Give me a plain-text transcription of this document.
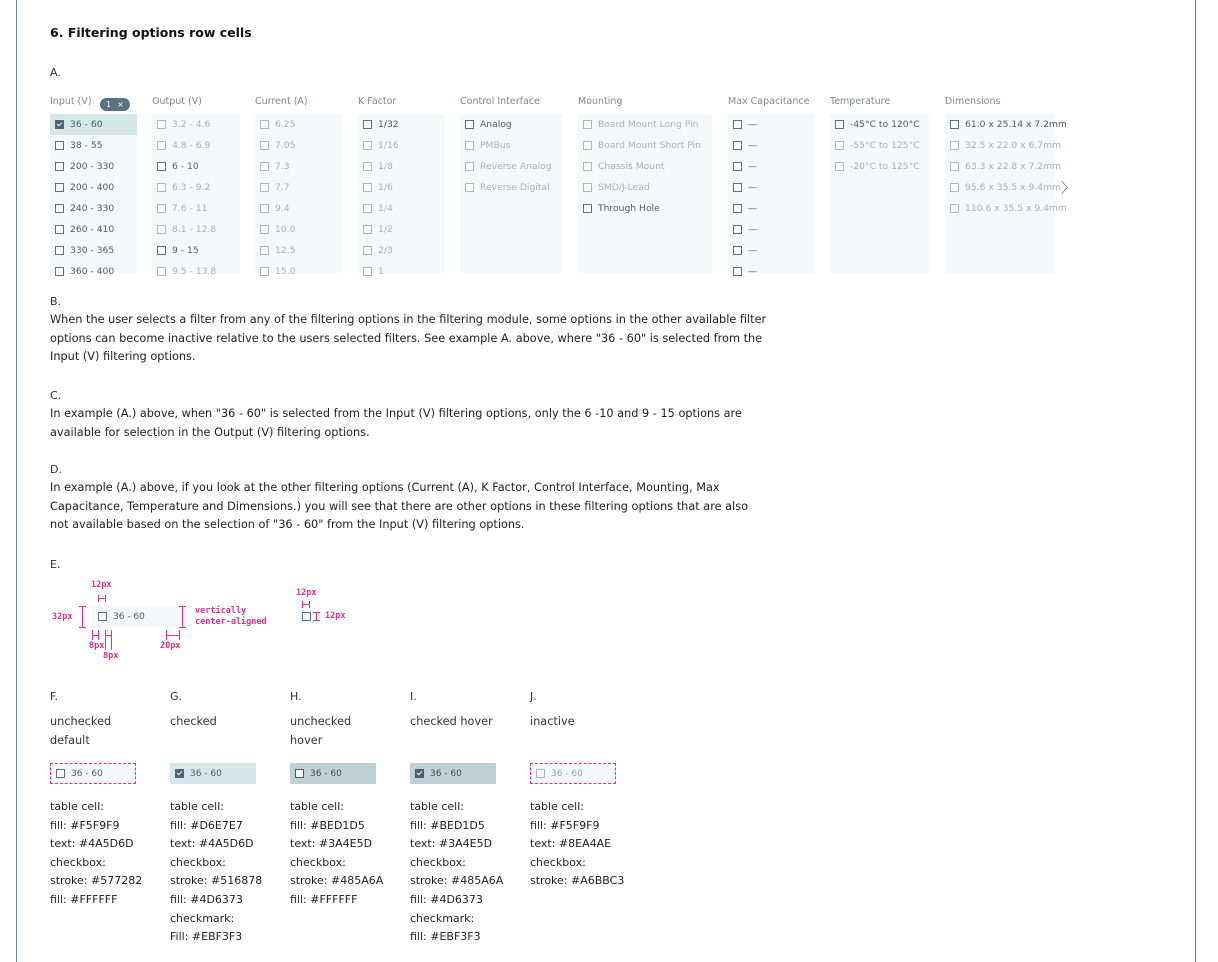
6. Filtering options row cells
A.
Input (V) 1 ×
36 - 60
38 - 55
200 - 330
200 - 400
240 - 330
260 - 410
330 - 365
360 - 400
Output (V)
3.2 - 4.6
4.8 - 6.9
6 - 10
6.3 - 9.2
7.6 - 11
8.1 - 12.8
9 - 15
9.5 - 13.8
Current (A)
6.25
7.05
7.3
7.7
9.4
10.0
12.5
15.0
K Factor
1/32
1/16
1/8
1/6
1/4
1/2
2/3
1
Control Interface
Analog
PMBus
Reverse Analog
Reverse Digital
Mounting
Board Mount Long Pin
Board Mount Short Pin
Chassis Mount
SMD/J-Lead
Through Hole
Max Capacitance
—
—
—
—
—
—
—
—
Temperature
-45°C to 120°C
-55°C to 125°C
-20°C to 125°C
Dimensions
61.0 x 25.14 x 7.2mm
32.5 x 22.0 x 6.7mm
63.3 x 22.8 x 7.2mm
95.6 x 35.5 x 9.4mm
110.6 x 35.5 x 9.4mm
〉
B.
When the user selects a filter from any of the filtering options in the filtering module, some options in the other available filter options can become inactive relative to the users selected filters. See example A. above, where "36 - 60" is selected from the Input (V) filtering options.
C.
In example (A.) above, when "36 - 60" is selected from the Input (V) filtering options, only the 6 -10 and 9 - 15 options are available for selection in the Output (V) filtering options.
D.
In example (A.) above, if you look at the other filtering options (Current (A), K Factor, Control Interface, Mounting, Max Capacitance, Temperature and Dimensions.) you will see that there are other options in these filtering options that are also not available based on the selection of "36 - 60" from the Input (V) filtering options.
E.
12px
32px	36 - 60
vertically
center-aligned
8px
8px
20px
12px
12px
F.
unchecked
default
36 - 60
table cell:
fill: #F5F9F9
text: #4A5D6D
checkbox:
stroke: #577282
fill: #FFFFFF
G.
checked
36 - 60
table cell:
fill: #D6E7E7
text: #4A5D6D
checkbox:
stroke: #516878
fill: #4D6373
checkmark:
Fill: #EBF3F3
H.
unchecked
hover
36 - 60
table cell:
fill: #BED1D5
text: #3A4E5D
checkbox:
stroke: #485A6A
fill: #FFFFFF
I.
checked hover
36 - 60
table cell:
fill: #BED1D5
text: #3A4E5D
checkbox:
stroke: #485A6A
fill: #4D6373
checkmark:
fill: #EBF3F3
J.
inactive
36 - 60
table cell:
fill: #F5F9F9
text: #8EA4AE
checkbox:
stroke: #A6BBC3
┄┄┄┄┄┄┄┄┄┄
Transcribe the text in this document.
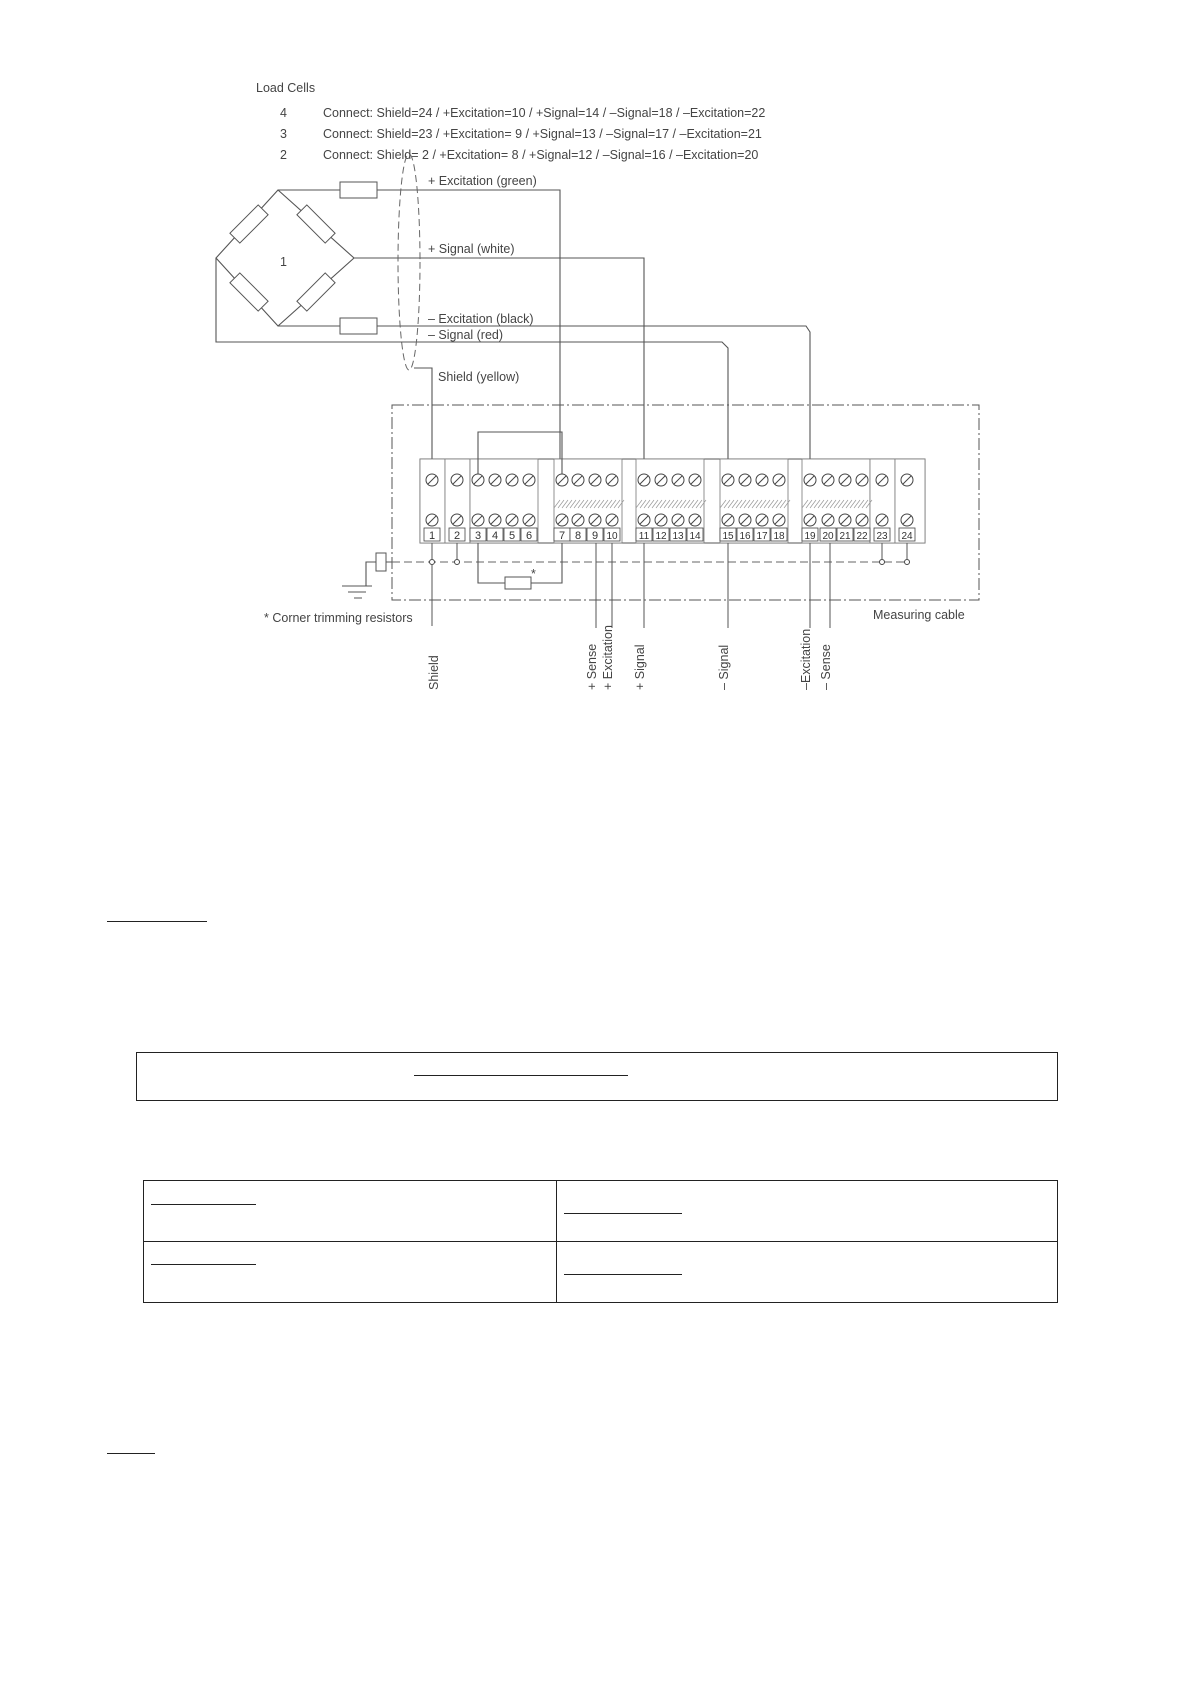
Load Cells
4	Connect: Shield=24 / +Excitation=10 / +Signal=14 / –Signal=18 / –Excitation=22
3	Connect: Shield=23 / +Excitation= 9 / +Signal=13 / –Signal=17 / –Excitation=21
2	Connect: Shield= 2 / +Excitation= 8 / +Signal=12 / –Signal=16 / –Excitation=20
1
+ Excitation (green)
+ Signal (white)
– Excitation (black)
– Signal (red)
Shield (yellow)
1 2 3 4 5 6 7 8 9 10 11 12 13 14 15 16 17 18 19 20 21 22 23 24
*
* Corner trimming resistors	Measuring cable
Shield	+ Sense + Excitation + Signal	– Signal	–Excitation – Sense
┄┄┄┄┄┄┄┄┄┄
WHAT TO PRODUCE
Please state how many lines of the data hold the string "above", with nothing else in your reply.

TASK ANSWER
3